Give back the full material, exactly as it reads.

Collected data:
↓↓↓
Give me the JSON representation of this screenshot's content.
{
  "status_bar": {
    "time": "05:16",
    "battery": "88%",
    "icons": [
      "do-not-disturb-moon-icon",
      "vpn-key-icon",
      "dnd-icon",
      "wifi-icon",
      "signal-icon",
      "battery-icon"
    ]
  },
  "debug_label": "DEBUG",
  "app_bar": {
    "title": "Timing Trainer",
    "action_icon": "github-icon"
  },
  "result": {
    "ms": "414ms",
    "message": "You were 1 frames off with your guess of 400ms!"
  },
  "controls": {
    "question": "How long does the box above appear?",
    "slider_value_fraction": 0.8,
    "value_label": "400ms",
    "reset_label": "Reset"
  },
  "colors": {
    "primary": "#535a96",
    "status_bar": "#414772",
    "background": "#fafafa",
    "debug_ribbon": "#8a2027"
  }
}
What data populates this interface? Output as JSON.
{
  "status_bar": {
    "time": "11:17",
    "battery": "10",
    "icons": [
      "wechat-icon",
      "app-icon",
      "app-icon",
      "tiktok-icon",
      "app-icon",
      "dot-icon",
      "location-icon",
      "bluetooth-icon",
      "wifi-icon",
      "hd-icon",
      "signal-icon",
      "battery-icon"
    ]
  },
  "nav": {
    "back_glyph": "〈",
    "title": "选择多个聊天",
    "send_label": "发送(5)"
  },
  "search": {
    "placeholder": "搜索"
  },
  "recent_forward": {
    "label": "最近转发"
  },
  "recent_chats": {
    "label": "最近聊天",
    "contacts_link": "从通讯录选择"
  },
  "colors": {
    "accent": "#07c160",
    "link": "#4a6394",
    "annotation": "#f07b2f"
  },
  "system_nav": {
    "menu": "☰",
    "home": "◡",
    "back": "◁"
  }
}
↑↑↑
■ **Exercise result**
Give me the JSON representation of this screenshot's content.
{
  "status_bar": {
    "time": "05:16",
    "battery": "88%",
    "icons": [
      "do-not-disturb-moon-icon",
      "vpn-key-icon",
      "dnd-icon",
      "wifi-icon",
      "signal-icon",
      "battery-icon"
    ]
  },
  "debug_label": "DEBUG",
  "app_bar": {
    "title": "Timing Trainer",
    "action_icon": "github-icon"
  },
  "result": {
    "ms": "414ms",
    "message": "You were 1 frames off with your guess of 400ms!"
  },
  "controls": {
    "question": "How long does the box above appear?",
    "slider_value_fraction": 0.8,
    "value_label": "400ms",
    "reset_label": "Reset"
  },
  "colors": {
    "primary": "#535a96",
    "status_bar": "#414772",
    "background": "#fafafa",
    "debug_ribbon": "#8a2027"
  }
}
What data populates this interface? Output as JSON.
{
  "status_bar": {
    "time": "11:17",
    "battery": "10",
    "icons": [
      "wechat-icon",
      "app-icon",
      "app-icon",
      "tiktok-icon",
      "app-icon",
      "dot-icon",
      "location-icon",
      "bluetooth-icon",
      "wifi-icon",
      "hd-icon",
      "signal-icon",
      "battery-icon"
    ]
  },
  "nav": {
    "back_glyph": "〈",
    "title": "选择多个聊天",
    "send_label": "发送(5)"
  },
  "search": {
    "placeholder": "搜索"
  },
  "recent_forward": {
    "label": "最近转发"
  },
  "recent_chats": {
    "label": "最近聊天",
    "contacts_link": "从通讯录选择"
  },
  "colors": {
    "accent": "#07c160",
    "link": "#4a6394",
    "annotation": "#f07b2f"
  },
  "system_nav": {
    "menu": "☰",
    "home": "◡",
    "back": "◁"
  }
}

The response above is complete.